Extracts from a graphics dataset
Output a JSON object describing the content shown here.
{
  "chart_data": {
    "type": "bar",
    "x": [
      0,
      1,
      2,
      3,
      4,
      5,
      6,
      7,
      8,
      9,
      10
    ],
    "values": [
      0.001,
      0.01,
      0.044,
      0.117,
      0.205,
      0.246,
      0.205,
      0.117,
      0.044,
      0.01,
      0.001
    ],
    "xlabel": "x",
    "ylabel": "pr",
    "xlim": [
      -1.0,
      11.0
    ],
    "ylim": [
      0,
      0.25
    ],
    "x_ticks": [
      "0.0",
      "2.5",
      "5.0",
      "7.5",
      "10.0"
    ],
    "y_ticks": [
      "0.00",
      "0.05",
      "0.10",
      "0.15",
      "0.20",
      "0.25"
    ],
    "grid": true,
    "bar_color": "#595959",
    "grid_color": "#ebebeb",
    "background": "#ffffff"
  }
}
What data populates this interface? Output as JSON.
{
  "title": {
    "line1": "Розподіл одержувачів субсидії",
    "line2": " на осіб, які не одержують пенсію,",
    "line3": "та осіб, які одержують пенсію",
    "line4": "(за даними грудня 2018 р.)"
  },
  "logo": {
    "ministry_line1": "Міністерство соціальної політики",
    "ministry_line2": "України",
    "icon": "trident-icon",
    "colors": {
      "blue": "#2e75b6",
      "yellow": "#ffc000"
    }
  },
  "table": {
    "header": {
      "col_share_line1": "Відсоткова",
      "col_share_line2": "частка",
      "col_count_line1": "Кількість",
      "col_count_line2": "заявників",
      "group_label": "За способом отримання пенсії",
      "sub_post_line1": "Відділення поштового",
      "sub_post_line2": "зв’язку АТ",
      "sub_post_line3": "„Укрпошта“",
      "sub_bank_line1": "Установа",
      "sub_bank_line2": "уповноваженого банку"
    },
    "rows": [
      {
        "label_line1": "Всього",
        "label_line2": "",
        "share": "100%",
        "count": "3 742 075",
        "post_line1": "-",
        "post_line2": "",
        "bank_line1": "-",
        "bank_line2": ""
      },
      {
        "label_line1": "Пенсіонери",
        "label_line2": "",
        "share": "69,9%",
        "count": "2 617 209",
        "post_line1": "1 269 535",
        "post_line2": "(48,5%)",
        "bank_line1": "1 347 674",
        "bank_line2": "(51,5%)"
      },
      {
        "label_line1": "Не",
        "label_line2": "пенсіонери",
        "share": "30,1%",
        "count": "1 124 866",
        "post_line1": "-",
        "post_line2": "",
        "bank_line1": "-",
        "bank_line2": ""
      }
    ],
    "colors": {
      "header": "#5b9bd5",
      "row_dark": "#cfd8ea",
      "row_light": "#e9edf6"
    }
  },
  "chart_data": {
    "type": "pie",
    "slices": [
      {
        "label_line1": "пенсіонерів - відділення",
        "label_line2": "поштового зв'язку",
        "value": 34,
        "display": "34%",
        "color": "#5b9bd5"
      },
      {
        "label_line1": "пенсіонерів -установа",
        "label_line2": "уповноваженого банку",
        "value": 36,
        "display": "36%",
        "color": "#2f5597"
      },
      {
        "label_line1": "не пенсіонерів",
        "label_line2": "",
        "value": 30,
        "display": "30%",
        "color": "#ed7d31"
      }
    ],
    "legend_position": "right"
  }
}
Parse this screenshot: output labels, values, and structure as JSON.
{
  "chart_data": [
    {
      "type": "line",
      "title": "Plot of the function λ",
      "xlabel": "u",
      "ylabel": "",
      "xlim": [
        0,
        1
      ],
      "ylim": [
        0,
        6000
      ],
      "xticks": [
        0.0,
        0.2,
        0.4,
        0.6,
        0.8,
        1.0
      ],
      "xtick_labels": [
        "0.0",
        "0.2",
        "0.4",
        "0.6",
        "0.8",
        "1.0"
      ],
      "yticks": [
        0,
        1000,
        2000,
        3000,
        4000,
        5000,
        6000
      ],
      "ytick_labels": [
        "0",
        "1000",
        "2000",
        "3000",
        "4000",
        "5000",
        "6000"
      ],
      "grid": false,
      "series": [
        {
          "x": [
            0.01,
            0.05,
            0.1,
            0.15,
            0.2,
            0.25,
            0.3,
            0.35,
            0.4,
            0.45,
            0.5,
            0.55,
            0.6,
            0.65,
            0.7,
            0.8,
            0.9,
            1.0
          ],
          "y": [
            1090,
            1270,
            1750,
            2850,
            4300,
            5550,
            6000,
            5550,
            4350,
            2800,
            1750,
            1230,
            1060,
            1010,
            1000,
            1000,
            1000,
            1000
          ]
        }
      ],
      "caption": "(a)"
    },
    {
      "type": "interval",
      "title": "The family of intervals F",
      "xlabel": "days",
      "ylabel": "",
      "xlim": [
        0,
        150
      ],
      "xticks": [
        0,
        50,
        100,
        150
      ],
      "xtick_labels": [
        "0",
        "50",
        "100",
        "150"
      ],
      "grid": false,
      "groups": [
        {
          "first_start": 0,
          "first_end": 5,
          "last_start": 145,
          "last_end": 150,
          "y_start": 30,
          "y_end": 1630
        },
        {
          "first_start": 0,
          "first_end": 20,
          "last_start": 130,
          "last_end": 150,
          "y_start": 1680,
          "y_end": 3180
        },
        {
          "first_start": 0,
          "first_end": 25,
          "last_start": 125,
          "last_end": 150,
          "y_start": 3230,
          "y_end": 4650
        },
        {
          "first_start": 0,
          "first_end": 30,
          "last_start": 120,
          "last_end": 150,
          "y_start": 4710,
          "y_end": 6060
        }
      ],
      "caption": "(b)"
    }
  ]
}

→ **Instructions for the task**:
Set down every record above exactly as given.

→ **Exercise answer**:
Output a JSON object describing the content shown here.
{
  "chart_data": {
    "type": "bar",
    "x": [
      0,
      1,
      2,
      3,
      4,
      5,
      6,
      7,
      8,
      9,
      10
    ],
    "values": [
      0.001,
      0.01,
      0.044,
      0.117,
      0.205,
      0.246,
      0.205,
      0.117,
      0.044,
      0.01,
      0.001
    ],
    "xlabel": "x",
    "ylabel": "pr",
    "xlim": [
      -1.0,
      11.0
    ],
    "ylim": [
      0,
      0.25
    ],
    "x_ticks": [
      "0.0",
      "2.5",
      "5.0",
      "7.5",
      "10.0"
    ],
    "y_ticks": [
      "0.00",
      "0.05",
      "0.10",
      "0.15",
      "0.20",
      "0.25"
    ],
    "grid": true,
    "bar_color": "#595959",
    "grid_color": "#ebebeb",
    "background": "#ffffff"
  }
}
What data populates this interface? Output as JSON.
{
  "title": {
    "line1": "Розподіл одержувачів субсидії",
    "line2": " на осіб, які не одержують пенсію,",
    "line3": "та осіб, які одержують пенсію",
    "line4": "(за даними грудня 2018 р.)"
  },
  "logo": {
    "ministry_line1": "Міністерство соціальної політики",
    "ministry_line2": "України",
    "icon": "trident-icon",
    "colors": {
      "blue": "#2e75b6",
      "yellow": "#ffc000"
    }
  },
  "table": {
    "header": {
      "col_share_line1": "Відсоткова",
      "col_share_line2": "частка",
      "col_count_line1": "Кількість",
      "col_count_line2": "заявників",
      "group_label": "За способом отримання пенсії",
      "sub_post_line1": "Відділення поштового",
      "sub_post_line2": "зв’язку АТ",
      "sub_post_line3": "„Укрпошта“",
      "sub_bank_line1": "Установа",
      "sub_bank_line2": "уповноваженого банку"
    },
    "rows": [
      {
        "label_line1": "Всього",
        "label_line2": "",
        "share": "100%",
        "count": "3 742 075",
        "post_line1": "-",
        "post_line2": "",
        "bank_line1": "-",
        "bank_line2": ""
      },
      {
        "label_line1": "Пенсіонери",
        "label_line2": "",
        "share": "69,9%",
        "count": "2 617 209",
        "post_line1": "1 269 535",
        "post_line2": "(48,5%)",
        "bank_line1": "1 347 674",
        "bank_line2": "(51,5%)"
      },
      {
        "label_line1": "Не",
        "label_line2": "пенсіонери",
        "share": "30,1%",
        "count": "1 124 866",
        "post_line1": "-",
        "post_line2": "",
        "bank_line1": "-",
        "bank_line2": ""
      }
    ],
    "colors": {
      "header": "#5b9bd5",
      "row_dark": "#cfd8ea",
      "row_light": "#e9edf6"
    }
  },
  "chart_data": {
    "type": "pie",
    "slices": [
      {
        "label_line1": "пенсіонерів - відділення",
        "label_line2": "поштового зв'язку",
        "value": 34,
        "display": "34%",
        "color": "#5b9bd5"
      },
      {
        "label_line1": "пенсіонерів -установа",
        "label_line2": "уповноваженого банку",
        "value": 36,
        "display": "36%",
        "color": "#2f5597"
      },
      {
        "label_line1": "не пенсіонерів",
        "label_line2": "",
        "value": 30,
        "display": "30%",
        "color": "#ed7d31"
      }
    ],
    "legend_position": "right"
  }
}
Parse this screenshot: output labels, values, and structure as JSON.
{
  "chart_data": [
    {
      "type": "line",
      "title": "Plot of the function λ",
      "xlabel": "u",
      "ylabel": "",
      "xlim": [
        0,
        1
      ],
      "ylim": [
        0,
        6000
      ],
      "xticks": [
        0.0,
        0.2,
        0.4,
        0.6,
        0.8,
        1.0
      ],
      "xtick_labels": [
        "0.0",
        "0.2",
        "0.4",
        "0.6",
        "0.8",
        "1.0"
      ],
      "yticks": [
        0,
        1000,
        2000,
        3000,
        4000,
        5000,
        6000
      ],
      "ytick_labels": [
        "0",
        "1000",
        "2000",
        "3000",
        "4000",
        "5000",
        "6000"
      ],
      "grid": false,
      "series": [
        {
          "x": [
            0.01,
            0.05,
            0.1,
            0.15,
            0.2,
            0.25,
            0.3,
            0.35,
            0.4,
            0.45,
            0.5,
            0.55,
            0.6,
            0.65,
            0.7,
            0.8,
            0.9,
            1.0
          ],
          "y": [
            1090,
            1270,
            1750,
            2850,
            4300,
            5550,
            6000,
            5550,
            4350,
            2800,
            1750,
            1230,
            1060,
            1010,
            1000,
            1000,
            1000,
            1000
          ]
        }
      ],
      "caption": "(a)"
    },
    {
      "type": "interval",
      "title": "The family of intervals F",
      "xlabel": "days",
      "ylabel": "",
      "xlim": [
        0,
        150
      ],
      "xticks": [
        0,
        50,
        100,
        150
      ],
      "xtick_labels": [
        "0",
        "50",
        "100",
        "150"
      ],
      "grid": false,
      "groups": [
        {
          "first_start": 0,
          "first_end": 5,
          "last_start": 145,
          "last_end": 150,
          "y_start": 30,
          "y_end": 1630
        },
        {
          "first_start": 0,
          "first_end": 20,
          "last_start": 130,
          "last_end": 150,
          "y_start": 1680,
          "y_end": 3180
        },
        {
          "first_start": 0,
          "first_end": 25,
          "last_start": 125,
          "last_end": 150,
          "y_start": 3230,
          "y_end": 4650
        },
        {
          "first_start": 0,
          "first_end": 30,
          "last_start": 120,
          "last_end": 150,
          "y_start": 4710,
          "y_end": 6060
        }
      ],
      "caption": "(b)"
    }
  ]
}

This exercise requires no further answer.